Top of Supplied material

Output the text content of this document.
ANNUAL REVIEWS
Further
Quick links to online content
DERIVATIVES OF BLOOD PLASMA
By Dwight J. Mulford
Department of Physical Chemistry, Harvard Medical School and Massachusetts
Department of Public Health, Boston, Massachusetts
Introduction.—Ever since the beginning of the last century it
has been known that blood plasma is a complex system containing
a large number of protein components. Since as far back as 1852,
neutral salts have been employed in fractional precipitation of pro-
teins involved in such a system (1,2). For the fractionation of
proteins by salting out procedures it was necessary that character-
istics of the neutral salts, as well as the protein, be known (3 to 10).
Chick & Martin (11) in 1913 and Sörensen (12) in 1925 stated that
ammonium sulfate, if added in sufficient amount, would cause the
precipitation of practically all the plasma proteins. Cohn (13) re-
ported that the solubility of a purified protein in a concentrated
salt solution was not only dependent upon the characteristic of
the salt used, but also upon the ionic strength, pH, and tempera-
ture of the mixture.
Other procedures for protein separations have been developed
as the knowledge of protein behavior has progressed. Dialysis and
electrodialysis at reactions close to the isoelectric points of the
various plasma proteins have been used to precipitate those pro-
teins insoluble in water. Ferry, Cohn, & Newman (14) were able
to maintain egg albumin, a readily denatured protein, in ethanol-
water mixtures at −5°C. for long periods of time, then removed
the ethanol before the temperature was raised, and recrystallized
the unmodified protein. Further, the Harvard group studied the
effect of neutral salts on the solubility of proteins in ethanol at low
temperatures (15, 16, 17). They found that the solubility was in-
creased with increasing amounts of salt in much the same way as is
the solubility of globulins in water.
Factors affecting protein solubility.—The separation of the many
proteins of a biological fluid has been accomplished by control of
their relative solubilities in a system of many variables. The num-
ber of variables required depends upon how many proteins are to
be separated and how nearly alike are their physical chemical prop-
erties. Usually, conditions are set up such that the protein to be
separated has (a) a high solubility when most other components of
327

Bottom of Supplied material

**Try it:** In the material above, which lines contain "water"? Copy each of them.

**Answer for the task:**
teins insoluble in water. Ferry, Cohn, & Newman (14) were able
water mixtures at −5°C. for long periods of time, then removed
the solubility of globulins in water.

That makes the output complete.